In the entries below, find every line holding the string "vesica" and collect it.

Collection entries
(begin)
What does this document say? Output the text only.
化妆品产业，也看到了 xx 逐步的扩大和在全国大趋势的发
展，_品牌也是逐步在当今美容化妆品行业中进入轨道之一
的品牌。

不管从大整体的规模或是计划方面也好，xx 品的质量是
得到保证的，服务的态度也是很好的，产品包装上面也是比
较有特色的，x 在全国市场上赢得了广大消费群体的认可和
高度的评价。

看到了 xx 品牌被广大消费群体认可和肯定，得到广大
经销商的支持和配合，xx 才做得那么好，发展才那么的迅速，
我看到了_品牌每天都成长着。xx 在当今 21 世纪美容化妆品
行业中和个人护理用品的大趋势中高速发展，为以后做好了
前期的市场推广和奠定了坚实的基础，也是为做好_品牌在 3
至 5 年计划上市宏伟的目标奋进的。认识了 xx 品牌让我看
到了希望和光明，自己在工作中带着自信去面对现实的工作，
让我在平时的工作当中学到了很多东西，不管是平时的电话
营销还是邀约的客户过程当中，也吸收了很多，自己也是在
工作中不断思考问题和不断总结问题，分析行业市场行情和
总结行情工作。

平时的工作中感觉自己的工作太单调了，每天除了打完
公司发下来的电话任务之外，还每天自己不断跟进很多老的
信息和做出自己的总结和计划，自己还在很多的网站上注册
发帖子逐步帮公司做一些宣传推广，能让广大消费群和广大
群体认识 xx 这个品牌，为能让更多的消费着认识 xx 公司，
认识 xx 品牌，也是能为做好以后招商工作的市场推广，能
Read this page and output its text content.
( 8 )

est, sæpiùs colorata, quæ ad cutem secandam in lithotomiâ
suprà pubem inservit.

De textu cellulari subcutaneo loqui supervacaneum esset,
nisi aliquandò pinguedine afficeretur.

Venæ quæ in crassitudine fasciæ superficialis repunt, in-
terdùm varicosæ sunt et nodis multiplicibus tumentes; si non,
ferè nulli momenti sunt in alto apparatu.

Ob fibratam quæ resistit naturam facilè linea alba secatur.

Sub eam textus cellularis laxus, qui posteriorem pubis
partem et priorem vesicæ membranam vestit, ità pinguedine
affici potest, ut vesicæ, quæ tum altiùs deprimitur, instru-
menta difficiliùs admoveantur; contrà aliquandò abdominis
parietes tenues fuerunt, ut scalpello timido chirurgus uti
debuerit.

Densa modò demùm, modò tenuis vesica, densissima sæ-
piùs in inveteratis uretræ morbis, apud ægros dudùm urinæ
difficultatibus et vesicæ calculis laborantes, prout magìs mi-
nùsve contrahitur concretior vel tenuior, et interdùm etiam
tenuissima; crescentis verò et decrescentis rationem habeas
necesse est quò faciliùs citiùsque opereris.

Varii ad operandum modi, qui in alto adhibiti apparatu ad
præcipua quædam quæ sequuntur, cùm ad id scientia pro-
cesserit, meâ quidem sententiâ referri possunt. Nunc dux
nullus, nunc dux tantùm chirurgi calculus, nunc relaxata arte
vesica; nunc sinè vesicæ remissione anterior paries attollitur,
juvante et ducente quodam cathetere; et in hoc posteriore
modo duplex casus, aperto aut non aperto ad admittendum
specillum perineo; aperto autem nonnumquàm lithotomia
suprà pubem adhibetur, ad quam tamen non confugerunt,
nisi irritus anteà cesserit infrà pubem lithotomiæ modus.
(end)
-- Answer to this problem --
Densa modò demùm, modò tenuis vesica, densissima sæ-
vesica; nunc sinè vesicæ remissione anterior paries attollitur,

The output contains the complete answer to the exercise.